THE EXERCISE -
Scan the records for the string "this"; copy each line where it occurs.

(Figure data in JSON)
___
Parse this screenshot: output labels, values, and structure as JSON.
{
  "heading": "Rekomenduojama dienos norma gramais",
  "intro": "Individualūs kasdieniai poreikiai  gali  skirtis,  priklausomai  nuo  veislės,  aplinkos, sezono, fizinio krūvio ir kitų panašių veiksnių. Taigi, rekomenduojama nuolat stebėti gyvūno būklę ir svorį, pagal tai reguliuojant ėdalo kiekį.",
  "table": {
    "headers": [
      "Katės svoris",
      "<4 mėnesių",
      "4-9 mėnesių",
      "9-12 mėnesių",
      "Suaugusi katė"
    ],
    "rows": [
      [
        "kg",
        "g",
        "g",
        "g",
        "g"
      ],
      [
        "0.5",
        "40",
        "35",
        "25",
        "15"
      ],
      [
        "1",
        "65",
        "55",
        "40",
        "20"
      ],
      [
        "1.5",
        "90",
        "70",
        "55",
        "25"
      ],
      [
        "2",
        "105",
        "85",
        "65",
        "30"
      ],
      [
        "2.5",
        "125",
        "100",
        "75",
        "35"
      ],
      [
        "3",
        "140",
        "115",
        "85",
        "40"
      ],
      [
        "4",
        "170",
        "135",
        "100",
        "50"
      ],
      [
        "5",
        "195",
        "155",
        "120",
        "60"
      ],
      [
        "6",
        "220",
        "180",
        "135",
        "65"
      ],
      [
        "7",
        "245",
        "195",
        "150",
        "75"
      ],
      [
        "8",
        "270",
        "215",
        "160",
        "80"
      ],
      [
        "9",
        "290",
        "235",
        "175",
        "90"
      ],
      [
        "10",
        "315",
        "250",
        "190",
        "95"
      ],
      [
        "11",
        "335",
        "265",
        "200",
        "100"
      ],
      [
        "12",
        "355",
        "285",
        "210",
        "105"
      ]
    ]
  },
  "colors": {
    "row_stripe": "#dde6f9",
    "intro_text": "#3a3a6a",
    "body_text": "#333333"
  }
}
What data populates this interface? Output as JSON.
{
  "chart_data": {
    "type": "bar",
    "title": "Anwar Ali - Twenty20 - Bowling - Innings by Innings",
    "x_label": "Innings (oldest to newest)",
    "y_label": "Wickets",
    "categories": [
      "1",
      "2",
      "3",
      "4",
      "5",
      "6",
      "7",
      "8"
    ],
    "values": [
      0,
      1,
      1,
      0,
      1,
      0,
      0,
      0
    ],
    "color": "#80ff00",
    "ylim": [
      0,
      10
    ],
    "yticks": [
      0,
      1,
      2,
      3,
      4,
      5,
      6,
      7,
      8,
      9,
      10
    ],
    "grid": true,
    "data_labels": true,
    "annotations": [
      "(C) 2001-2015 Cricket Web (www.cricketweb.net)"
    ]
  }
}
___
WORKED SOLUTION -
Parse this screenshot: output labels, values, and structure as JSON.
What data populates this interface? Output as JSON.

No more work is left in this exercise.